# Goal:
Copy each line in which the string "probabilità" occurs.

# Data entries:

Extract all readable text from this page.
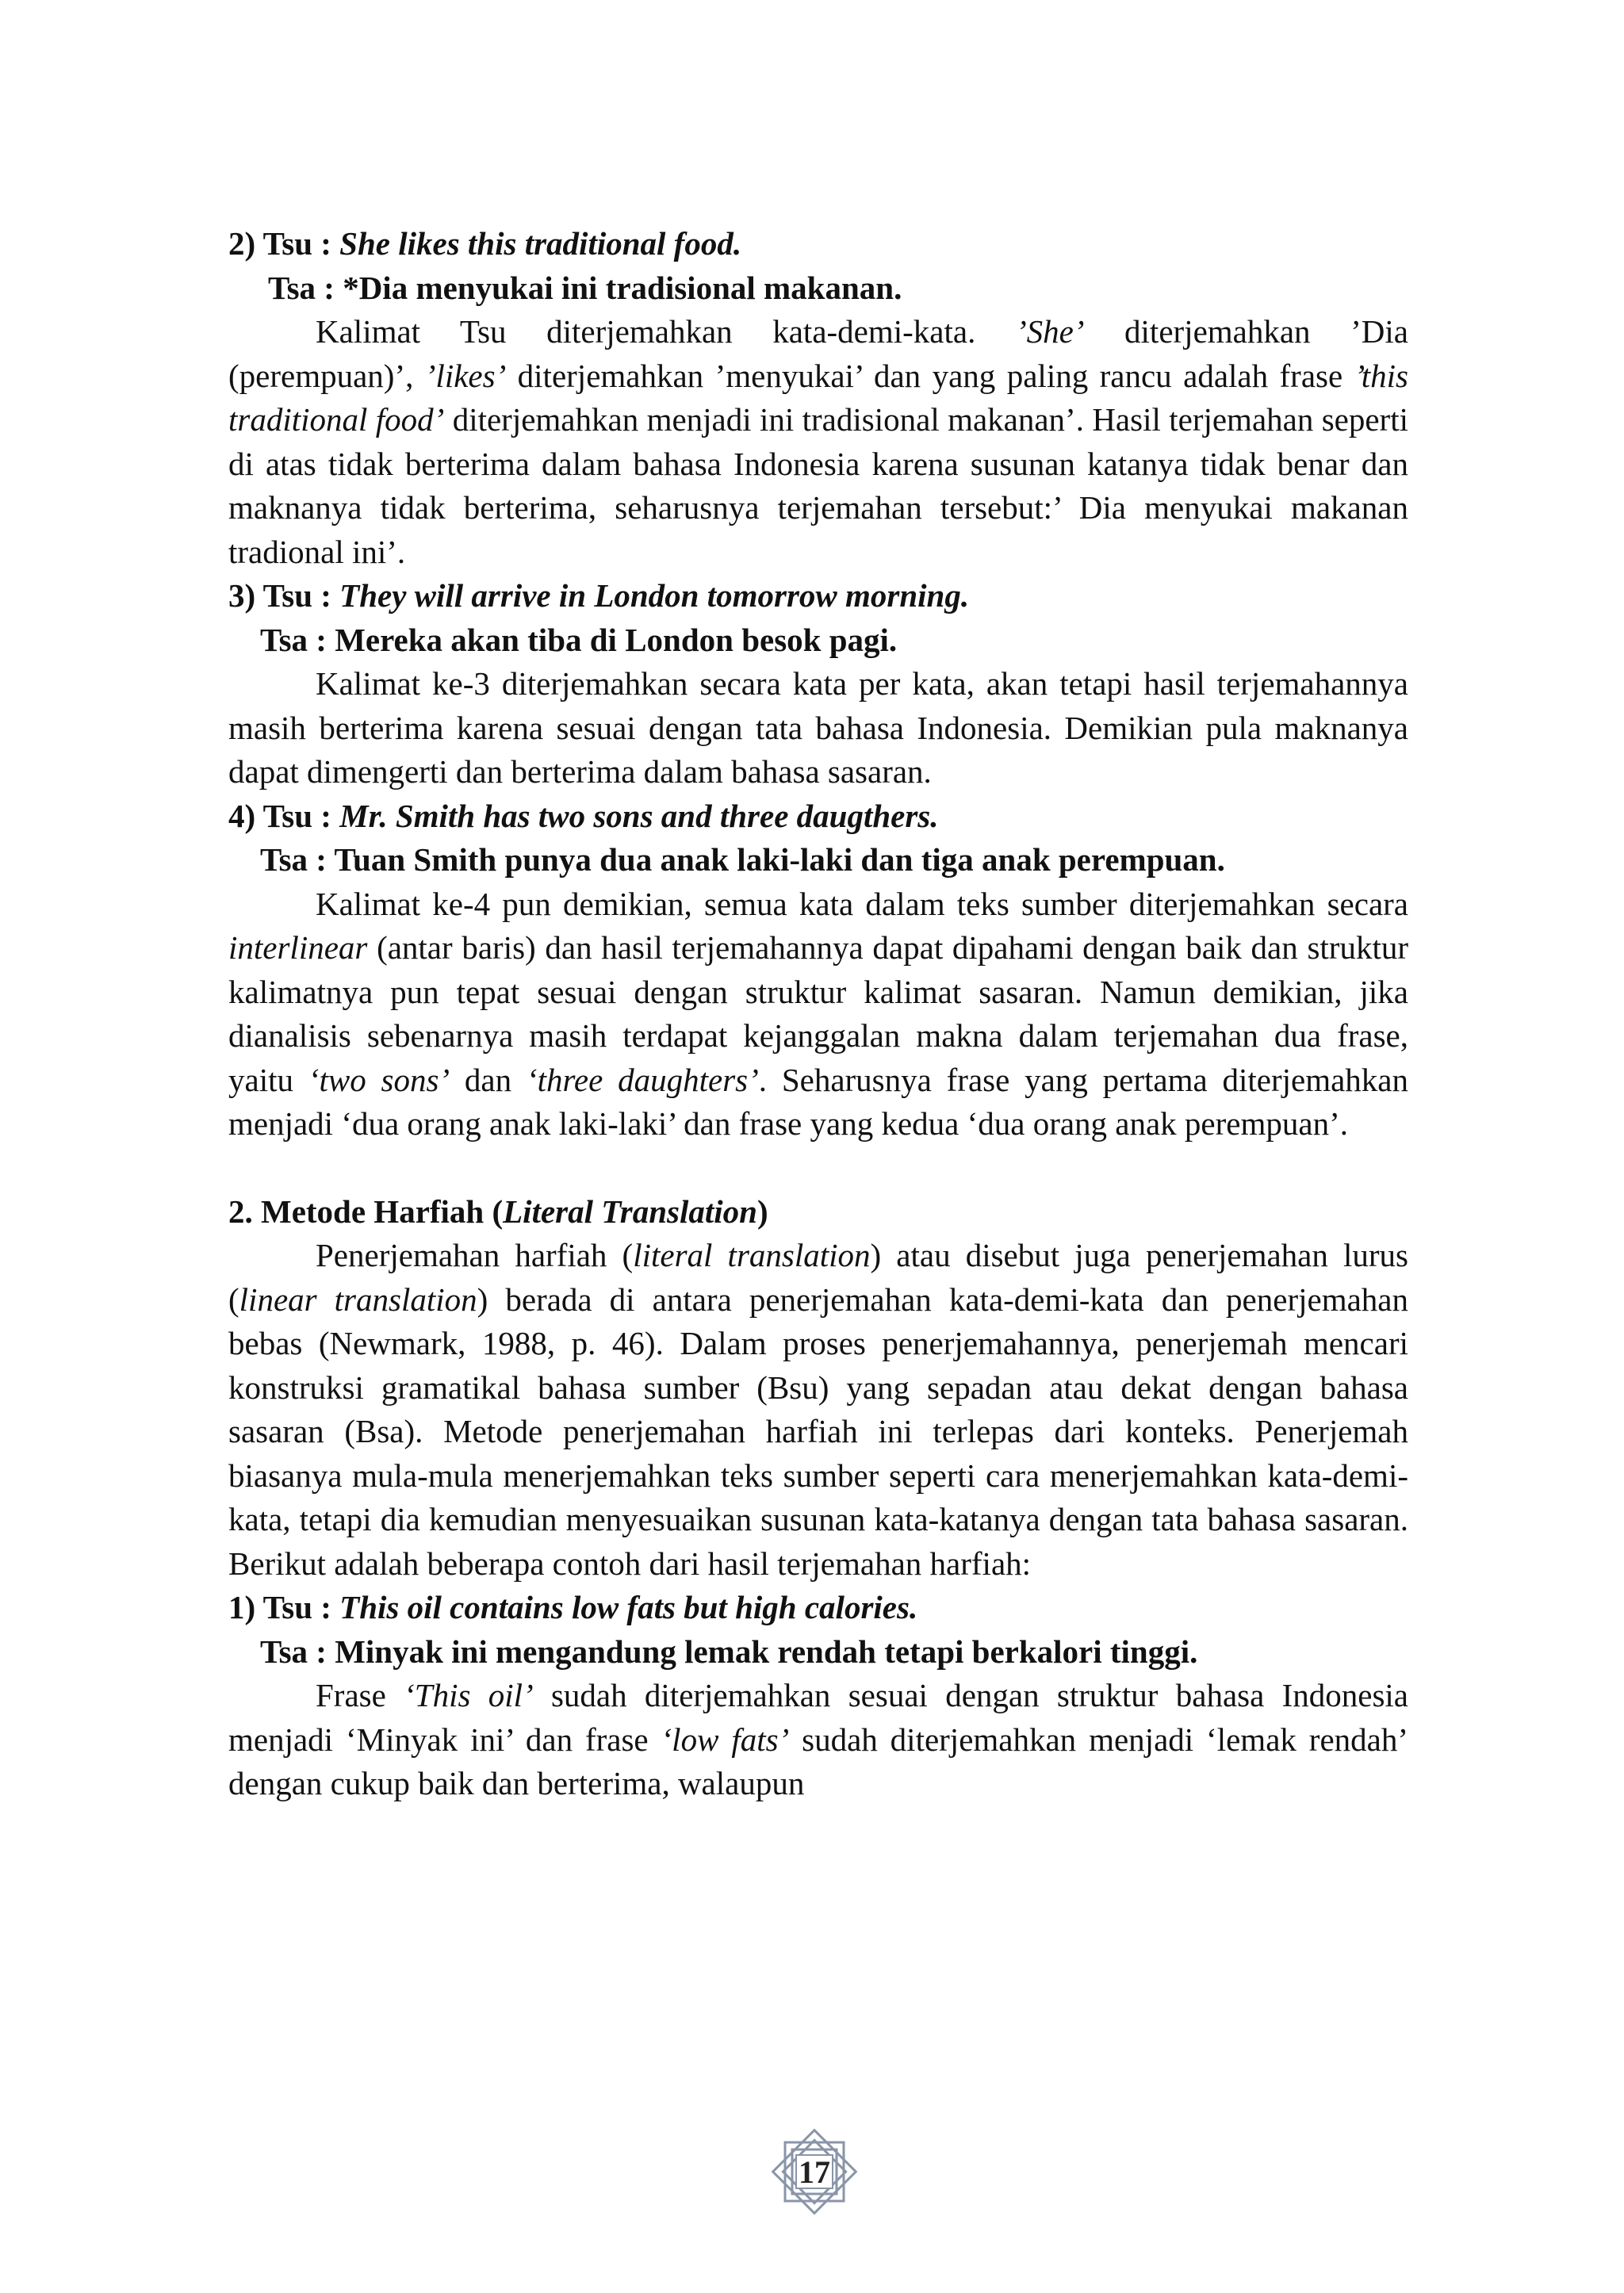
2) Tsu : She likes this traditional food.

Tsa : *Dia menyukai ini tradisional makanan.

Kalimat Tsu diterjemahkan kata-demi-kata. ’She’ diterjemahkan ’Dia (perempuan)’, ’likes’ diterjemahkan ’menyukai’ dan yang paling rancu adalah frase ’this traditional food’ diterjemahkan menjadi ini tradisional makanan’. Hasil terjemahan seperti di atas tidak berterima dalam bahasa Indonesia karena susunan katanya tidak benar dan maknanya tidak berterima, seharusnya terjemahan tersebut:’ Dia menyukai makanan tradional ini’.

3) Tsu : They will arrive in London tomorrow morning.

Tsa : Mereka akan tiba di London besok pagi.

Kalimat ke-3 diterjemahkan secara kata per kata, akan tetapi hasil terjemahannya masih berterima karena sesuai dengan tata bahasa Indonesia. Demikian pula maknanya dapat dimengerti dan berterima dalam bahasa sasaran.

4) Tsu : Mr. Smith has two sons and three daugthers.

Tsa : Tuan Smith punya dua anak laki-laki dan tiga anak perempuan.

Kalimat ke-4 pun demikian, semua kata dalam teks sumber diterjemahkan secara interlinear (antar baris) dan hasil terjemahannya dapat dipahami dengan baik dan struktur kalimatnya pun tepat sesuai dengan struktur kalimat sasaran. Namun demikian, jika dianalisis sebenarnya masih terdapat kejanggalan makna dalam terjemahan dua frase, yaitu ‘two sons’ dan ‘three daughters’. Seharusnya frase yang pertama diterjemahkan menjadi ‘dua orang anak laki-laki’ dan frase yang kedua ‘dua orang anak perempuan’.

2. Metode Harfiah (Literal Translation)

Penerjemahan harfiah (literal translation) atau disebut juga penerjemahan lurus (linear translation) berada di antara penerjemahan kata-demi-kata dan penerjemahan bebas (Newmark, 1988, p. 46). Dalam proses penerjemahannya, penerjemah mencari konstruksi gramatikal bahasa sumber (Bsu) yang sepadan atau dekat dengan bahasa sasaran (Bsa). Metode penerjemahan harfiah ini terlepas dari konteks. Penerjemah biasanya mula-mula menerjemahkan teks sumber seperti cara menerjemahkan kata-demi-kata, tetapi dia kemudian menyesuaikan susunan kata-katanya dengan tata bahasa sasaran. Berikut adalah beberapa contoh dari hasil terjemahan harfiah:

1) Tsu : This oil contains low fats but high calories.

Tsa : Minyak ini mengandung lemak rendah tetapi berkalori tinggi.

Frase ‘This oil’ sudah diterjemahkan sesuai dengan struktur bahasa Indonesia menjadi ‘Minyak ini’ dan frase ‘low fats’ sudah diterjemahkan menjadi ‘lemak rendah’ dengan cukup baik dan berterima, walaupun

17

==

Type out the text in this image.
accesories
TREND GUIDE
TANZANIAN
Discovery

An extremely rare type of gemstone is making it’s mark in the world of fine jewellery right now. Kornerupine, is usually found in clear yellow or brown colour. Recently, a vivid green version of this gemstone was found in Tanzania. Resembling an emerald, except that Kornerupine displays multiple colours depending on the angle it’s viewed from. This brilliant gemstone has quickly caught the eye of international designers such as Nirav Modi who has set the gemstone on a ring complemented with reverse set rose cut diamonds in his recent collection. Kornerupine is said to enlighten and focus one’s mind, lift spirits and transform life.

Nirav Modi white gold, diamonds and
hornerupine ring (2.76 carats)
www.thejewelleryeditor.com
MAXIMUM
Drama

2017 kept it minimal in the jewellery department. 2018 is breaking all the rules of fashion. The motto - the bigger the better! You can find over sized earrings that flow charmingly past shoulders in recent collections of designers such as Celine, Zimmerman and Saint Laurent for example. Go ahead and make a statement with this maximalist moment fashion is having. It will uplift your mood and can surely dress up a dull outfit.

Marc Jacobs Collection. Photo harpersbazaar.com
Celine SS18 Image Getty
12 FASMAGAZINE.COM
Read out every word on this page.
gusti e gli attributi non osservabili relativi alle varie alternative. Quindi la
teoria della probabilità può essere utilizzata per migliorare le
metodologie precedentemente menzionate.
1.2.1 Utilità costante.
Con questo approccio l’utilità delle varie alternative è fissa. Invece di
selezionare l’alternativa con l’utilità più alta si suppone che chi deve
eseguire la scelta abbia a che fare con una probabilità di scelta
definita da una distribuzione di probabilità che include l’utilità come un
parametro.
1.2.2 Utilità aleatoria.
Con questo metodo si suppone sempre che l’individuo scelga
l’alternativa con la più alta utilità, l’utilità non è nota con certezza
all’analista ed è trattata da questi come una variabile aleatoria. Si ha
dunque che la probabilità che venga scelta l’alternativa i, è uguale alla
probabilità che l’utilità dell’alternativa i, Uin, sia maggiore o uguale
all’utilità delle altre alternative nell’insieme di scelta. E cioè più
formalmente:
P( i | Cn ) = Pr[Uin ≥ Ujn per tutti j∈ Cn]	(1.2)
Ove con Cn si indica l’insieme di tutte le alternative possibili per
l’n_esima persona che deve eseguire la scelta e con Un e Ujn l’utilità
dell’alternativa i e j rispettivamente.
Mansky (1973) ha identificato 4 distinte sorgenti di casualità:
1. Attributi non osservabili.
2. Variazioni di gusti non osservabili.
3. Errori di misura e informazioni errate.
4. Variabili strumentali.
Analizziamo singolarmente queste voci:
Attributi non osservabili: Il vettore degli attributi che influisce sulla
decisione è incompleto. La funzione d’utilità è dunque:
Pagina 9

---

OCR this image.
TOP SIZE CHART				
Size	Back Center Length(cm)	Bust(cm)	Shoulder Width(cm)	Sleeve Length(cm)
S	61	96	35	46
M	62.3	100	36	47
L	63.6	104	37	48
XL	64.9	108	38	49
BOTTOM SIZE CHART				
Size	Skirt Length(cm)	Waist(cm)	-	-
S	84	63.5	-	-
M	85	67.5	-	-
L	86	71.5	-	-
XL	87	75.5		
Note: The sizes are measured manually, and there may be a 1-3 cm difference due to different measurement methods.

# Answer to this problem:
teoria della probabilità può essere utilizzata per migliorare le
eseguire la scelta abbia a che fare con una probabilità di scelta
definita da una distribuzione di probabilità che include l’utilità come un
dunque che la probabilità che venga scelta l’alternativa i, è uguale alla
probabilità che l’utilità dell’alternativa i, Uin, sia maggiore o uguale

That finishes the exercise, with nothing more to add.